■ Exercise prompt: Copy the rows below word for word, starting at the first row and ending at the row that contains "x-tick-label: 2010 (452, 1682, 519, 1713)", with both of those rows included.

= = =

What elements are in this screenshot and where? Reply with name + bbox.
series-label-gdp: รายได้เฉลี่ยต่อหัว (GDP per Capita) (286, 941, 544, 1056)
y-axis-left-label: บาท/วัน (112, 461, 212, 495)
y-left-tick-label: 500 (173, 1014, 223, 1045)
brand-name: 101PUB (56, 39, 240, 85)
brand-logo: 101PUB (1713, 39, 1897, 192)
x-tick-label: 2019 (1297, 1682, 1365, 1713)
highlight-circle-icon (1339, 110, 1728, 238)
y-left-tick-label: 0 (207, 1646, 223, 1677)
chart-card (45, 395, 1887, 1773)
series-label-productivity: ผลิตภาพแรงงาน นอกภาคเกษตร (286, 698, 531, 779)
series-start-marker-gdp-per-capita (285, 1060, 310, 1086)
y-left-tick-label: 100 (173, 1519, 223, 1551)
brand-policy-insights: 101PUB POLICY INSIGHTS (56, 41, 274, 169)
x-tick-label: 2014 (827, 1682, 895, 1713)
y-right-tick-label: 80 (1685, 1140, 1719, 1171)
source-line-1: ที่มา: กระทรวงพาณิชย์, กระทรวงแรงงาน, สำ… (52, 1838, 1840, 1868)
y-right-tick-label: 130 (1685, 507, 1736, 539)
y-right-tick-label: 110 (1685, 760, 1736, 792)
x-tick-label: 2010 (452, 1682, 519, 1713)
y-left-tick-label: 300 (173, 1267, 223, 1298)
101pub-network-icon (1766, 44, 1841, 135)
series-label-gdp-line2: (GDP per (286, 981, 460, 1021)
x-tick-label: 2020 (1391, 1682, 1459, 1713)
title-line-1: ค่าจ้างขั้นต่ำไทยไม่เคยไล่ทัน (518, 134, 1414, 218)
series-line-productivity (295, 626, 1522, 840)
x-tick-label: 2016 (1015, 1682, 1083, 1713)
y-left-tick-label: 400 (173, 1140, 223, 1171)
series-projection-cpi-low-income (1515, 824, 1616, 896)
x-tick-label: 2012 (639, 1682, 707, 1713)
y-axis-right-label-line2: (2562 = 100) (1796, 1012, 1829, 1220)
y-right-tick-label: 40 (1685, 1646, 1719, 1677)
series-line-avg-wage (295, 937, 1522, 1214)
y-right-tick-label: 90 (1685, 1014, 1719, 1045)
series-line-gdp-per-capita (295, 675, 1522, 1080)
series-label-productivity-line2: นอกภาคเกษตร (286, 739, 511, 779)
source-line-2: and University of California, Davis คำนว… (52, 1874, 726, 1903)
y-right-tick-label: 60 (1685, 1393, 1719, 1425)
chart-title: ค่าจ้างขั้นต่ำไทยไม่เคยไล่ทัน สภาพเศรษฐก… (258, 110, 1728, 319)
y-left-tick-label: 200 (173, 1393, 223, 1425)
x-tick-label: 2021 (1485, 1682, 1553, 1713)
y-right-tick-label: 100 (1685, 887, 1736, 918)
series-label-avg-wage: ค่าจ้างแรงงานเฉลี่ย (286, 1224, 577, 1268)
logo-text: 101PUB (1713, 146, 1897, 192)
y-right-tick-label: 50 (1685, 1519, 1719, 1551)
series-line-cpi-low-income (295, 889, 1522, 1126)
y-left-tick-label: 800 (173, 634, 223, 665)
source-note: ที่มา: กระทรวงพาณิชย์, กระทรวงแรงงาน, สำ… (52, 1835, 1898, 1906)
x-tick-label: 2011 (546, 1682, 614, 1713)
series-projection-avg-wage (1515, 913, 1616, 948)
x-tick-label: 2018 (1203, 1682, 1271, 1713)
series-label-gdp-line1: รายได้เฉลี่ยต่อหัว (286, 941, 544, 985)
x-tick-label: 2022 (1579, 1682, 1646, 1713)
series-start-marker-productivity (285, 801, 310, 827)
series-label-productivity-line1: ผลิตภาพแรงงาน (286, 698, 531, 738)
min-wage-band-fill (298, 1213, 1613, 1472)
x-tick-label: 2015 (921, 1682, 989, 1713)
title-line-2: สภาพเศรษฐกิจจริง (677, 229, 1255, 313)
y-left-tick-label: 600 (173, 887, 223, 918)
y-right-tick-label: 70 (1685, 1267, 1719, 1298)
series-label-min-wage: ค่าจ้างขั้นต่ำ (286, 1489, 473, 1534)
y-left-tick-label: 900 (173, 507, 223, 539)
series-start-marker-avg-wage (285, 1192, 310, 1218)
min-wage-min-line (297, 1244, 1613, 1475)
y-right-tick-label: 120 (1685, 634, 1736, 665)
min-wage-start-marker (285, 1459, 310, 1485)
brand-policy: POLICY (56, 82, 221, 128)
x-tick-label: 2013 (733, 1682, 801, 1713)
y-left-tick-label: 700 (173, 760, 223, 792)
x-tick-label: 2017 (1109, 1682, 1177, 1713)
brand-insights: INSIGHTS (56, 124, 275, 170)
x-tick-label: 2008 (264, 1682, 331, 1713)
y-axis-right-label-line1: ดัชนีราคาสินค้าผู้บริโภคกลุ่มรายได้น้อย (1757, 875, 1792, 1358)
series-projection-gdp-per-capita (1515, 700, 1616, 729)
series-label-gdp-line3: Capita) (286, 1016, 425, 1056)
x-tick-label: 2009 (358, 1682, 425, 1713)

= = =

■ Response:
What elements are in this screenshot and where? Reply with name + bbox.
series-label-gdp: รายได้เฉลี่ยต่อหัว (GDP per Capita) (286, 941, 544, 1056)
y-axis-left-label: บาท/วัน (112, 461, 212, 495)
y-left-tick-label: 500 (173, 1014, 223, 1045)
brand-name: 101PUB (56, 39, 240, 85)
brand-logo: 101PUB (1713, 39, 1897, 192)
x-tick-label: 2019 (1297, 1682, 1365, 1713)
highlight-circle-icon (1339, 110, 1728, 238)
y-left-tick-label: 0 (207, 1646, 223, 1677)
chart-card (45, 395, 1887, 1773)
series-label-productivity: ผลิตภาพแรงงาน นอกภาคเกษตร (286, 698, 531, 779)
series-start-marker-gdp-per-capita (285, 1060, 310, 1086)
y-left-tick-label: 100 (173, 1519, 223, 1551)
brand-policy-insights: 101PUB POLICY INSIGHTS (56, 41, 274, 169)
x-tick-label: 2014 (827, 1682, 895, 1713)
y-right-tick-label: 80 (1685, 1140, 1719, 1171)
source-line-1: ที่มา: กระทรวงพาณิชย์, กระทรวงแรงงาน, สำ… (52, 1838, 1840, 1868)
y-right-tick-label: 130 (1685, 507, 1736, 539)
y-right-tick-label: 110 (1685, 760, 1736, 792)
x-tick-label: 2010 (452, 1682, 519, 1713)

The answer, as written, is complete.